Please repeat all of the listing exactly.

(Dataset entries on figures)

"""

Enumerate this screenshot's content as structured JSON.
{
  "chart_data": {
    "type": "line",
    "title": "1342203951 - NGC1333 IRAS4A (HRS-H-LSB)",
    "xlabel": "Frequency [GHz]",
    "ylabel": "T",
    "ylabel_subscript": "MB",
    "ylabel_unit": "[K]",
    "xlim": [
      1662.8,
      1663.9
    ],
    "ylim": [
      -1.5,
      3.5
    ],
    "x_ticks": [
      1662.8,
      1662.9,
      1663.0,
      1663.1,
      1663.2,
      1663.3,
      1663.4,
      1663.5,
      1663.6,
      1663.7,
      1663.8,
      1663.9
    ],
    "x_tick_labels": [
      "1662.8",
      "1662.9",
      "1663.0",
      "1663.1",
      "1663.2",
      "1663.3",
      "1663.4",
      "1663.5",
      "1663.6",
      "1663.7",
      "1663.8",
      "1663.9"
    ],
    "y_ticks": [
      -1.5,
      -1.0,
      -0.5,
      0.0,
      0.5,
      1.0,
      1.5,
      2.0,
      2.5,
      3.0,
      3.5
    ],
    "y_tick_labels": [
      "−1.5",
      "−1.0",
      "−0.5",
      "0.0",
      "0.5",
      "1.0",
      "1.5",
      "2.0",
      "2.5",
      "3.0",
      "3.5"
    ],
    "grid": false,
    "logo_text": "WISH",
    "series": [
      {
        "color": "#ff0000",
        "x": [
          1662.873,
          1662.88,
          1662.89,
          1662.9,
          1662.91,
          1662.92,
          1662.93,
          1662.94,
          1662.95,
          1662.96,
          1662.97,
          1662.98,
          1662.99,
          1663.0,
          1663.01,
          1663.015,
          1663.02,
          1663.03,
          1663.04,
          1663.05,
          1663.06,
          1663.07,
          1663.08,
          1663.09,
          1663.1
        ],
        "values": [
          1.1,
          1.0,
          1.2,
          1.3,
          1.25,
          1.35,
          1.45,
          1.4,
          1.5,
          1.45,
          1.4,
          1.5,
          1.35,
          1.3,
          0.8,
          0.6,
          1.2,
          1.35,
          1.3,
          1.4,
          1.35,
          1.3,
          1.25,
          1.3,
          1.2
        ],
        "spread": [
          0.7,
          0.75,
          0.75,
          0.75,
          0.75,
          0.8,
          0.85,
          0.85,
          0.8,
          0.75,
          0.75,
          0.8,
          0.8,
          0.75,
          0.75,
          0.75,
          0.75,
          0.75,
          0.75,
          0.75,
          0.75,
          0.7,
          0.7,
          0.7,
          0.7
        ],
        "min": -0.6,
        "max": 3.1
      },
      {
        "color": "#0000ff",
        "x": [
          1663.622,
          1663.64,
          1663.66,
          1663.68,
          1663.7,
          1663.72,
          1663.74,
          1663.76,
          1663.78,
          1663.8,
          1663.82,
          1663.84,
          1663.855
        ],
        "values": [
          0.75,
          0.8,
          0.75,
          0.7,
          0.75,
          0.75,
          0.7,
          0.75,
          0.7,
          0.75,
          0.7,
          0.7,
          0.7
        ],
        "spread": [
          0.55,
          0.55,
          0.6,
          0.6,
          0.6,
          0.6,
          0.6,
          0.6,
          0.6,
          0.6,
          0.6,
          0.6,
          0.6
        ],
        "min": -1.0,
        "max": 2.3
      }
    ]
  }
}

"""

◆ **TASK RESULT**
Enumerate this screenshot's content as structured JSON.
{
  "chart_data": {
    "type": "line",
    "title": "1342203951 - NGC1333 IRAS4A (HRS-H-LSB)",
    "xlabel": "Frequency [GHz]",
    "ylabel": "T",
    "ylabel_subscript": "MB",
    "ylabel_unit": "[K]",
    "xlim": [
      1662.8,
      1663.9
    ],
    "ylim": [
      -1.5,
      3.5
    ],
    "x_ticks": [
      1662.8,
      1662.9,
      1663.0,
      1663.1,
      1663.2,
      1663.3,
      1663.4,
      1663.5,
      1663.6,
      1663.7,
      1663.8,
      1663.9
    ],
    "x_tick_labels": [
      "1662.8",
      "1662.9",
      "1663.0",
      "1663.1",
      "1663.2",
      "1663.3",
      "1663.4",
      "1663.5",
      "1663.6",
      "1663.7",
      "1663.8",
      "1663.9"
    ],
    "y_ticks": [
      -1.5,
      -1.0,
      -0.5,
      0.0,
      0.5,
      1.0,
      1.5,
      2.0,
      2.5,
      3.0,
      3.5
    ],
    "y_tick_labels": [
      "−1.5",
      "−1.0",
      "−0.5",
      "0.0",
      "0.5",
      "1.0",
      "1.5",
      "2.0",
      "2.5",
      "3.0",
      "3.5"
    ],
    "grid": false,
    "logo_text": "WISH",
    "series": [
      {
        "color": "#ff0000",
        "x": [
          1662.873,
          1662.88,
          1662.89,
          1662.9,
          1662.91,
          1662.92,
          1662.93,
          1662.94,
          1662.95,
          1662.96,
          1662.97,
          1662.98,
          1662.99,
          1663.0,
          1663.01,
          1663.015,
          1663.02,
          1663.03,
          1663.04,
          1663.05,
          1663.06,
          1663.07,
          1663.08,
          1663.09,
          1663.1
        ],
        "values": [
          1.1,
          1.0,
          1.2,
          1.3,
          1.25,
          1.35,
          1.45,
          1.4,
          1.5,
          1.45,
          1.4,
          1.5,
          1.35,
          1.3,
          0.8,
          0.6,
          1.2,
          1.35,
          1.3,
          1.4,
          1.35,
          1.3,
          1.25,
          1.3,
          1.2
        ],
        "spread": [
          0.7,
          0.75,
          0.75,
          0.75,
          0.75,
          0.8,
          0.85,
          0.85,
          0.8,
          0.75,
          0.75,
          0.8,
          0.8,
          0.75,
          0.75,
          0.75,
          0.75,
          0.75,
          0.75,
          0.75,
          0.75,
          0.7,
          0.7,
          0.7,
          0.7
        ],
        "min": -0.6,
        "max": 3.1
      },
      {
        "color": "#0000ff",
        "x": [
          1663.622,
          1663.64,
          1663.66,
          1663.68,
          1663.7,
          1663.72,
          1663.74,
          1663.76,
          1663.78,
          1663.8,
          1663.82,
          1663.84,
          1663.855
        ],
        "values": [
          0.75,
          0.8,
          0.75,
          0.7,
          0.75,
          0.75,
          0.7,
          0.75,
          0.7,
          0.75,
          0.7,
          0.7,
          0.7
        ],
        "spread": [
          0.55,
          0.55,
          0.6,
          0.6,
          0.6,
          0.6,
          0.6,
          0.6,
          0.6,
          0.6,
          0.6,
          0.6,
          0.6
        ],
        "min": -1.0,
        "max": 2.3
      }
    ]
  }
}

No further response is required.